#### TASK MATERIAL ####

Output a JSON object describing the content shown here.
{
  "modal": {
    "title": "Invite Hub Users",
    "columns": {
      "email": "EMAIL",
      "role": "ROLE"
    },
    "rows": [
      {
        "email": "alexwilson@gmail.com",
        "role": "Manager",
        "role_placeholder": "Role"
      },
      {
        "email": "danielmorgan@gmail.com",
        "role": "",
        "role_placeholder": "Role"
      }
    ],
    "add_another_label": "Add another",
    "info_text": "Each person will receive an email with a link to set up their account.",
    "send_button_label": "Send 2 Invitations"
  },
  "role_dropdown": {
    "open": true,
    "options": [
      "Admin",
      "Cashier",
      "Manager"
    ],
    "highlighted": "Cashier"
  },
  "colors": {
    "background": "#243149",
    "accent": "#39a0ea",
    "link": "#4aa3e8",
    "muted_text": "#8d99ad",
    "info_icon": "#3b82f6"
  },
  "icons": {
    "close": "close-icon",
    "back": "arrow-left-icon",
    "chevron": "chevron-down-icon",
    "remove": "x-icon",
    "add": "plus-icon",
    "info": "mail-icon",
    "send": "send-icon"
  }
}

####

> [WORK TO COMPLETE]: All of the data must be returned exactly.

> [PROBLEM SOLUTION]:
Output a JSON object describing the content shown here.
{
  "modal": {
    "title": "Invite Hub Users",
    "columns": {
      "email": "EMAIL",
      "role": "ROLE"
    },
    "rows": [
      {
        "email": "alexwilson@gmail.com",
        "role": "Manager",
        "role_placeholder": "Role"
      },
      {
        "email": "danielmorgan@gmail.com",
        "role": "",
        "role_placeholder": "Role"
      }
    ],
    "add_another_label": "Add another",
    "info_text": "Each person will receive an email with a link to set up their account.",
    "send_button_label": "Send 2 Invitations"
  },
  "role_dropdown": {
    "open": true,
    "options": [
      "Admin",
      "Cashier",
      "Manager"
    ],
    "highlighted": "Cashier"
  },
  "colors": {
    "background": "#243149",
    "accent": "#39a0ea",
    "link": "#4aa3e8",
    "muted_text": "#8d99ad",
    "info_icon": "#3b82f6"
  },
  "icons": {
    "close": "close-icon",
    "back": "arrow-left-icon",
    "chevron": "chevron-down-icon",
    "remove": "x-icon",
    "add": "plus-icon",
    "info": "mail-icon",
    "send": "send-icon"
  }
}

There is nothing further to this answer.